↓
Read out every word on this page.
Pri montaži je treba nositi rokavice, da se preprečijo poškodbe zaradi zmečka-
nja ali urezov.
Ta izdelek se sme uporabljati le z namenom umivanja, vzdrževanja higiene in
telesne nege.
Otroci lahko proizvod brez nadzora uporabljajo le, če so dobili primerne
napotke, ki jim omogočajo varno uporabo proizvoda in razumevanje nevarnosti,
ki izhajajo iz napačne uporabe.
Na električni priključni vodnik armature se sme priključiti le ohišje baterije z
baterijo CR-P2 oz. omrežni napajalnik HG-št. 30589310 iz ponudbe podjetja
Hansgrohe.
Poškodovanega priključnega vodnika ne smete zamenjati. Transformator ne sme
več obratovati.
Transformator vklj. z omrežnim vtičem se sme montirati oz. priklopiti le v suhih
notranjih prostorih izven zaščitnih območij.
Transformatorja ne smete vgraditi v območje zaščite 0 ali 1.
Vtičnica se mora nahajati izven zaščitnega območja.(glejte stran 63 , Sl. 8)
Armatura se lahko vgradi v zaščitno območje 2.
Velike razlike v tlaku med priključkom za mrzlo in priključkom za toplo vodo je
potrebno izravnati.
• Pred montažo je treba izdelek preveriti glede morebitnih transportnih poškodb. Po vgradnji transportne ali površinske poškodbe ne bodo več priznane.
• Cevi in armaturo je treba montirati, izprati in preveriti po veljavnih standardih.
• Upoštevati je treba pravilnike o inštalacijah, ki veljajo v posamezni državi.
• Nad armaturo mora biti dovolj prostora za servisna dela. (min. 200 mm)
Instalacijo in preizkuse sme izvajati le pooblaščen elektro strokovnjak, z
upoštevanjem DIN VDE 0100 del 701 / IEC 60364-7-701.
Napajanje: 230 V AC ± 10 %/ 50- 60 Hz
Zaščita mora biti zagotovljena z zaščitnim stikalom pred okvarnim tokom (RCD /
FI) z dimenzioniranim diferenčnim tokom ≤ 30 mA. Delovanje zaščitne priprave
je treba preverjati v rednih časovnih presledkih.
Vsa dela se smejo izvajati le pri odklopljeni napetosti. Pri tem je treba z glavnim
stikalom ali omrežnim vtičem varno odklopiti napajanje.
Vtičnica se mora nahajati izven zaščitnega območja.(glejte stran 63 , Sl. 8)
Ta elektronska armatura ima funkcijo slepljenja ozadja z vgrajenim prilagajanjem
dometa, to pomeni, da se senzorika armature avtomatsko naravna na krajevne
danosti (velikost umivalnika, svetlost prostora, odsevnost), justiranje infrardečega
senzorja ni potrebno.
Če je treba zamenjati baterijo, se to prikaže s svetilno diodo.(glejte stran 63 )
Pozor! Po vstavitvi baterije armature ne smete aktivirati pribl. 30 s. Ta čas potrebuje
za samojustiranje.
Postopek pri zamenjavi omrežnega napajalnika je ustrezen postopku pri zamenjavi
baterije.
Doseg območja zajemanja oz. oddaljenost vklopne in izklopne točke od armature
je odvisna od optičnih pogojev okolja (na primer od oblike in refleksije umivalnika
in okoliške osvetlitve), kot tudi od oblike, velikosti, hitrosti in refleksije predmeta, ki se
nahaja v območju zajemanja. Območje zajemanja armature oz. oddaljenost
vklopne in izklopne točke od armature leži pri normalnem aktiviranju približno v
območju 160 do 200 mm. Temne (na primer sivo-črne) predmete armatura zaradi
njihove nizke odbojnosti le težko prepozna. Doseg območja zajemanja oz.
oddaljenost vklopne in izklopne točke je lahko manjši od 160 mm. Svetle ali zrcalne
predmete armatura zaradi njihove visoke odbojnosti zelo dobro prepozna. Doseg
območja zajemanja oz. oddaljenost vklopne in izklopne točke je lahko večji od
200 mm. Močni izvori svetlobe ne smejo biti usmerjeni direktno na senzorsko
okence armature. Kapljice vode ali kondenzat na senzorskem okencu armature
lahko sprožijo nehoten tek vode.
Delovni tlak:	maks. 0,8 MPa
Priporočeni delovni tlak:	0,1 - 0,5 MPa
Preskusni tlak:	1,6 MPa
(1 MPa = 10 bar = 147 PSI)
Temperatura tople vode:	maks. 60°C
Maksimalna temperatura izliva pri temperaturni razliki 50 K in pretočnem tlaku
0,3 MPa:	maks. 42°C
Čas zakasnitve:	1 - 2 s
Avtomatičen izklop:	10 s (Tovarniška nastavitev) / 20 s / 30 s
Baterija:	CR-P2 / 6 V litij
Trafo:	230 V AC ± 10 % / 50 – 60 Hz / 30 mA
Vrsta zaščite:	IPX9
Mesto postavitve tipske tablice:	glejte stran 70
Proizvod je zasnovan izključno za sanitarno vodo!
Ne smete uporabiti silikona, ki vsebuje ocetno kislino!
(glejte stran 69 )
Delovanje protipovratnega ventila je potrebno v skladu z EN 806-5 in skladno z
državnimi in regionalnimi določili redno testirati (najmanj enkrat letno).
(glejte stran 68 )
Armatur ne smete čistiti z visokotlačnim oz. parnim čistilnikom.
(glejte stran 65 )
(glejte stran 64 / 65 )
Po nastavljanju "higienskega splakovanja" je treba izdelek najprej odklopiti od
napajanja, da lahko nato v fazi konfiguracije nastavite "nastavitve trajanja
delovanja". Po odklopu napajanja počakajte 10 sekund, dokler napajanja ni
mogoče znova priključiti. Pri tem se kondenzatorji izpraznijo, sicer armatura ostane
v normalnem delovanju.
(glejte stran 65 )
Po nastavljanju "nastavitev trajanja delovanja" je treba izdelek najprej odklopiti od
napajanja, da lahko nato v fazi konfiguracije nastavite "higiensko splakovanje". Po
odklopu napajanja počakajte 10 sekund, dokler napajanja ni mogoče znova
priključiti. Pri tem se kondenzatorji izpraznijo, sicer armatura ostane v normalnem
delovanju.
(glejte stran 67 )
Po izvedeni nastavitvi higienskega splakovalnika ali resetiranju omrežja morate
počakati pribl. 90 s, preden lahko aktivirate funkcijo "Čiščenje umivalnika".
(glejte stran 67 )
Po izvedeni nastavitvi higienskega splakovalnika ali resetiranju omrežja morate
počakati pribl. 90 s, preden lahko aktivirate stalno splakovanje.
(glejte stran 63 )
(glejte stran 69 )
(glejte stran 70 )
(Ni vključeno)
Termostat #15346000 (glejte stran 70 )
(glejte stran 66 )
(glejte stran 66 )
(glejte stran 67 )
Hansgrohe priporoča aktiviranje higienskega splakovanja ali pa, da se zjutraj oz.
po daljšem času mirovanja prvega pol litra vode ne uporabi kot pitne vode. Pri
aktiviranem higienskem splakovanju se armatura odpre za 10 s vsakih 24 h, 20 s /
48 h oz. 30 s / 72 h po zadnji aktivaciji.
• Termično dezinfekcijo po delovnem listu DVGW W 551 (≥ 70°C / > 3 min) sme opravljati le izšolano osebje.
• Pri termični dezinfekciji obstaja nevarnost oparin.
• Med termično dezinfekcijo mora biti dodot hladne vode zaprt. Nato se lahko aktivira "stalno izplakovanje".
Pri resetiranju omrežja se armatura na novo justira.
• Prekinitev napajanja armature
↑
#### Job:
Extract all lines as given.

#### Answer to the problem:
Read out every word on this page.
Pri montaži je treba nositi rokavice, da se preprečijo poškodbe zaradi zmečka-
nja ali urezov.
Ta izdelek se sme uporabljati le z namenom umivanja, vzdrževanja higiene in
telesne nege.
Otroci lahko proizvod brez nadzora uporabljajo le, če so dobili primerne
napotke, ki jim omogočajo varno uporabo proizvoda in razumevanje nevarnosti,
ki izhajajo iz napačne uporabe.
Na električni priključni vodnik armature se sme priključiti le ohišje baterije z
baterijo CR-P2 oz. omrežni napajalnik HG-št. 30589310 iz ponudbe podjetja
Hansgrohe.
Poškodovanega priključnega vodnika ne smete zamenjati. Transformator ne sme
več obratovati.
Transformator vklj. z omrežnim vtičem se sme montirati oz. priklopiti le v suhih
notranjih prostorih izven zaščitnih območij.
Transformatorja ne smete vgraditi v območje zaščite 0 ali 1.
Vtičnica se mora nahajati izven zaščitnega območja.(glejte stran 63 , Sl. 8)
Armatura se lahko vgradi v zaščitno območje 2.
Velike razlike v tlaku med priključkom za mrzlo in priključkom za toplo vodo je
potrebno izravnati.
• Pred montažo je treba izdelek preveriti glede morebitnih transportnih poškodb. Po vgradnji transportne ali površinske poškodbe ne bodo več priznane.
• Cevi in armaturo je treba montirati, izprati in preveriti po veljavnih standardih.
• Upoštevati je treba pravilnike o inštalacijah, ki veljajo v posamezni državi.
• Nad armaturo mora biti dovolj prostora za servisna dela. (min. 200 mm)
Instalacijo in preizkuse sme izvajati le pooblaščen elektro strokovnjak, z
upoštevanjem DIN VDE 0100 del 701 / IEC 60364-7-701.
Napajanje: 230 V AC ± 10 %/ 50- 60 Hz
Zaščita mora biti zagotovljena z zaščitnim stikalom pred okvarnim tokom (RCD /
FI) z dimenzioniranim diferenčnim tokom ≤ 30 mA. Delovanje zaščitne priprave
je treba preverjati v rednih časovnih presledkih.
Vsa dela se smejo izvajati le pri odklopljeni napetosti. Pri tem je treba z glavnim
stikalom ali omrežnim vtičem varno odklopiti napajanje.
Vtičnica se mora nahajati izven zaščitnega območja.(glejte stran 63 , Sl. 8)
Ta elektronska armatura ima funkcijo slepljenja ozadja z vgrajenim prilagajanjem
dometa, to pomeni, da se senzorika armature avtomatsko naravna na krajevne
danosti (velikost umivalnika, svetlost prostora, odsevnost), justiranje infrardečega
senzorja ni potrebno.
Če je treba zamenjati baterijo, se to prikaže s svetilno diodo.(glejte stran 63 )
Pozor! Po vstavitvi baterije armature ne smete aktivirati pribl. 30 s. Ta čas potrebuje
za samojustiranje.
Postopek pri zamenjavi omrežnega napajalnika je ustrezen postopku pri zamenjavi
baterije.
Doseg območja zajemanja oz. oddaljenost vklopne in izklopne točke od armature
je odvisna od optičnih pogojev okolja (na primer od oblike in refleksije umivalnika
in okoliške osvetlitve), kot tudi od oblike, velikosti, hitrosti in refleksije predmeta, ki se
nahaja v območju zajemanja. Območje zajemanja armature oz. oddaljenost
vklopne in izklopne točke od armature leži pri normalnem aktiviranju približno v
območju 160 do 200 mm. Temne (na primer sivo-črne) predmete armatura zaradi
njihove nizke odbojnosti le težko prepozna. Doseg območja zajemanja oz.
oddaljenost vklopne in izklopne točke je lahko manjši od 160 mm. Svetle ali zrcalne
predmete armatura zaradi njihove visoke odbojnosti zelo dobro prepozna. Doseg
območja zajemanja oz. oddaljenost vklopne in izklopne točke je lahko večji od
200 mm. Močni izvori svetlobe ne smejo biti usmerjeni direktno na senzorsko
okence armature. Kapljice vode ali kondenzat na senzorskem okencu armature
lahko sprožijo nehoten tek vode.
Delovni tlak:	maks. 0,8 MPa
Priporočeni delovni tlak:	0,1 - 0,5 MPa
Preskusni tlak:	1,6 MPa
(1 MPa = 10 bar = 147 PSI)
Temperatura tople vode:	maks. 60°C
Maksimalna temperatura izliva pri temperaturni razliki 50 K in pretočnem tlaku
0,3 MPa:	maks. 42°C
Čas zakasnitve:	1 - 2 s
Avtomatičen izklop:	10 s (Tovarniška nastavitev) / 20 s / 30 s
Baterija:	CR-P2 / 6 V litij
Trafo:	230 V AC ± 10 % / 50 – 60 Hz / 30 mA
Vrsta zaščite:	IPX9
Mesto postavitve tipske tablice:	glejte stran 70
Proizvod je zasnovan izključno za sanitarno vodo!
Ne smete uporabiti silikona, ki vsebuje ocetno kislino!
(glejte stran 69 )
Delovanje protipovratnega ventila je potrebno v skladu z EN 806-5 in skladno z
državnimi in regionalnimi določili redno testirati (najmanj enkrat letno).
(glejte stran 68 )
Armatur ne smete čistiti z visokotlačnim oz. parnim čistilnikom.
(glejte stran 65 )
(glejte stran 64 / 65 )
Po nastavljanju "higienskega splakovanja" je treba izdelek najprej odklopiti od
napajanja, da lahko nato v fazi konfiguracije nastavite "nastavitve trajanja
delovanja". Po odklopu napajanja počakajte 10 sekund, dokler napajanja ni
mogoče znova priključiti. Pri tem se kondenzatorji izpraznijo, sicer armatura ostane
v normalnem delovanju.
(glejte stran 65 )
Po nastavljanju "nastavitev trajanja delovanja" je treba izdelek najprej odklopiti od
napajanja, da lahko nato v fazi konfiguracije nastavite "higiensko splakovanje". Po
odklopu napajanja počakajte 10 sekund, dokler napajanja ni mogoče znova
priključiti. Pri tem se kondenzatorji izpraznijo, sicer armatura ostane v normalnem
delovanju.
(glejte stran 67 )
Po izvedeni nastavitvi higienskega splakovalnika ali resetiranju omrežja morate
počakati pribl. 90 s, preden lahko aktivirate funkcijo "Čiščenje umivalnika".
(glejte stran 67 )
Po izvedeni nastavitvi higienskega splakovalnika ali resetiranju omrežja morate
počakati pribl. 90 s, preden lahko aktivirate stalno splakovanje.
(glejte stran 63 )
(glejte stran 69 )
(glejte stran 70 )
(Ni vključeno)
Termostat #15346000 (glejte stran 70 )
(glejte stran 66 )
(glejte stran 66 )
(glejte stran 67 )
Hansgrohe priporoča aktiviranje higienskega splakovanja ali pa, da se zjutraj oz.
po daljšem času mirovanja prvega pol litra vode ne uporabi kot pitne vode. Pri
aktiviranem higienskem splakovanju se armatura odpre za 10 s vsakih 24 h, 20 s /
48 h oz. 30 s / 72 h po zadnji aktivaciji.
• Termično dezinfekcijo po delovnem listu DVGW W 551 (≥ 70°C / > 3 min) sme opravljati le izšolano osebje.
• Pri termični dezinfekciji obstaja nevarnost oparin.
• Med termično dezinfekcijo mora biti dodot hladne vode zaprt. Nato se lahko aktivira "stalno izplakovanje".
Pri resetiranju omrežja se armatura na novo justira.
• Prekinitev napajanja armature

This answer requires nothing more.